TASK TO COMPLETE: Please print every record below exactly as it appears.

* Begin *

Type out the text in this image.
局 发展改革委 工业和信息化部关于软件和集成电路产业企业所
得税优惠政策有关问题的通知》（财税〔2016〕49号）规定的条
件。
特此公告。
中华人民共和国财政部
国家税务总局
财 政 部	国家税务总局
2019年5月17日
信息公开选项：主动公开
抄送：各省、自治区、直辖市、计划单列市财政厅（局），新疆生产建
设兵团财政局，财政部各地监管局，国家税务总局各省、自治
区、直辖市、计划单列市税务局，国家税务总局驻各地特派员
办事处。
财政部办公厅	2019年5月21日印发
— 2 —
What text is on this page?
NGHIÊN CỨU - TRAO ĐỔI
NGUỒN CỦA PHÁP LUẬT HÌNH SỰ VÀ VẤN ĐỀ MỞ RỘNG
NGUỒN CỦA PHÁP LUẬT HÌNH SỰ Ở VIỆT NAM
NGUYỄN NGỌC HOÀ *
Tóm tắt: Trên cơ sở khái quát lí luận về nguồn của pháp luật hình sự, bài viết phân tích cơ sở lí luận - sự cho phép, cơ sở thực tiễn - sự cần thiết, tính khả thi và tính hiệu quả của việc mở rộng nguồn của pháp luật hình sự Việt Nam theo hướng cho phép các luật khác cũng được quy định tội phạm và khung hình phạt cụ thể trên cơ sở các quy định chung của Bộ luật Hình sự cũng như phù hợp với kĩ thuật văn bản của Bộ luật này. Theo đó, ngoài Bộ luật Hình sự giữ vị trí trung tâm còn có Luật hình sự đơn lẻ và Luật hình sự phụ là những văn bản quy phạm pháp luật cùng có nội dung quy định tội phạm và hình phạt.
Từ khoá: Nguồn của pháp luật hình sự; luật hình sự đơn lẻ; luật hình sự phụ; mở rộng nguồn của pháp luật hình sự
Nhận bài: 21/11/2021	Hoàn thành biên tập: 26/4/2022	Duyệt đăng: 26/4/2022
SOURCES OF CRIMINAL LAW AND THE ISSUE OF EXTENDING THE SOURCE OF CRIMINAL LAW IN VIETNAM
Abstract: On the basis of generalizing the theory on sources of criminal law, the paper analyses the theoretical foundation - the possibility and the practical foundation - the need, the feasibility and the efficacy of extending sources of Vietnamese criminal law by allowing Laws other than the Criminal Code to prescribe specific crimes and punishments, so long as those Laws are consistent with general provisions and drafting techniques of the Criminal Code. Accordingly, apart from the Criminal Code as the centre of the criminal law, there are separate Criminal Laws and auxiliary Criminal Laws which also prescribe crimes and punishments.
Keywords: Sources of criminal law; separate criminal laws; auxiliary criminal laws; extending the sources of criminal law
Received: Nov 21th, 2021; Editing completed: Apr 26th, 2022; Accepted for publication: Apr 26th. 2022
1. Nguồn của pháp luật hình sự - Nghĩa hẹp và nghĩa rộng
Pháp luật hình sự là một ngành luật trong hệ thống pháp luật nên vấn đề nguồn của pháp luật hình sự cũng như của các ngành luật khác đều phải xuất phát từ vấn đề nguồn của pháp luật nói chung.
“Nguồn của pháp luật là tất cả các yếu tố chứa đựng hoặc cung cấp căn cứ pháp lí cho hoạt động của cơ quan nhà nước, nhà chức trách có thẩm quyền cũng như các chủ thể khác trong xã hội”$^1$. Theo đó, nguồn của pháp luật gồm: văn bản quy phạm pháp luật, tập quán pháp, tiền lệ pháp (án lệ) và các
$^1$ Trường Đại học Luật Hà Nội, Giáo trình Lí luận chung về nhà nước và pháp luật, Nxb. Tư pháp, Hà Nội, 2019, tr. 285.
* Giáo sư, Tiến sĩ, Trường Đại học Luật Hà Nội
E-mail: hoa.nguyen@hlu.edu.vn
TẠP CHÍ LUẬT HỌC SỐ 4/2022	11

* End *

SOLUTION TO THIS PROBLEM:
Type out the text in this image.
局 发展改革委 工业和信息化部关于软件和集成电路产业企业所
得税优惠政策有关问题的通知》（财税〔2016〕49号）规定的条
件。
特此公告。
中华人民共和国财政部
国家税务总局
财 政 部	国家税务总局
2019年5月17日
信息公开选项：主动公开
抄送：各省、自治区、直辖市、计划单列市财政厅（局），新疆生产建
设兵团财政局，财政部各地监管局，国家税务总局各省、自治
区、直辖市、计划单列市税务局，国家税务总局驻各地特派员
办事处。
财政部办公厅	2019年5月21日印发
— 2 —
What text is on this page?
NGHIÊN CỨU - TRAO ĐỔI
NGUỒN CỦA PHÁP LUẬT HÌNH SỰ VÀ VẤN ĐỀ MỞ RỘNG
NGUỒN CỦA PHÁP LUẬT HÌNH SỰ Ở VIỆT NAM
NGUYỄN NGỌC HOÀ *
Tóm tắt: Trên cơ sở khái quát lí luận về nguồn của pháp luật hình sự, bài viết phân tích cơ sở lí luận - sự cho phép, cơ sở thực tiễn - sự cần thiết, tính khả thi và tính hiệu quả của việc mở rộng nguồn của pháp luật hình sự Việt Nam theo hướng cho phép các luật khác cũng được quy định tội phạm và khung hình phạt cụ thể trên cơ sở các quy định chung của Bộ luật Hình sự cũng như phù hợp với kĩ thuật văn bản của Bộ luật này. Theo đó, ngoài Bộ luật Hình sự giữ vị trí trung tâm còn có Luật hình sự đơn lẻ và Luật hình sự phụ là những văn bản quy phạm pháp luật cùng có nội dung quy định tội phạm và hình phạt.
Từ khoá: Nguồn của pháp luật hình sự; luật hình sự đơn lẻ; luật hình sự phụ; mở rộng nguồn của pháp luật hình sự
Nhận bài: 21/11/2021	Hoàn thành biên tập: 26/4/2022	Duyệt đăng: 26/4/2022
SOURCES OF CRIMINAL LAW AND THE ISSUE OF EXTENDING THE SOURCE OF CRIMINAL LAW IN VIETNAM
Abstract: On the basis of generalizing the theory on sources of criminal law, the paper analyses the theoretical foundation - the possibility and the practical foundation - the need, the feasibility and the efficacy of extending sources of Vietnamese criminal law by allowing Laws other than the Criminal Code to prescribe specific crimes and punishments, so long as those Laws are consistent with general provisions and drafting techniques of the Criminal Code. Accordingly, apart from the Criminal Code as the centre of the criminal law, there are separate Criminal Laws and auxiliary Criminal Laws which also prescribe crimes and punishments.
Keywords: Sources of criminal law; separate criminal laws; auxiliary criminal laws; extending the sources of criminal law
Received: Nov 21th, 2021; Editing completed: Apr 26th, 2022; Accepted for publication: Apr 26th. 2022
1. Nguồn của pháp luật hình sự - Nghĩa hẹp và nghĩa rộng
Pháp luật hình sự là một ngành luật trong hệ thống pháp luật nên vấn đề nguồn của pháp luật hình sự cũng như của các ngành luật khác đều phải xuất phát từ vấn đề nguồn của pháp luật nói chung.
“Nguồn của pháp luật là tất cả các yếu tố chứa đựng hoặc cung cấp căn cứ pháp lí cho hoạt động của cơ quan nhà nước, nhà chức trách có thẩm quyền cũng như các chủ thể khác trong xã hội”$^1$. Theo đó, nguồn của pháp luật gồm: văn bản quy phạm pháp luật, tập quán pháp, tiền lệ pháp (án lệ) và các
$^1$ Trường Đại học Luật Hà Nội, Giáo trình Lí luận chung về nhà nước và pháp luật, Nxb. Tư pháp, Hà Nội, 2019, tr. 285.
* Giáo sư, Tiến sĩ, Trường Đại học Luật Hà Nội
E-mail: hoa.nguyen@hlu.edu.vn
TẠP CHÍ LUẬT HỌC SỐ 4/2022	11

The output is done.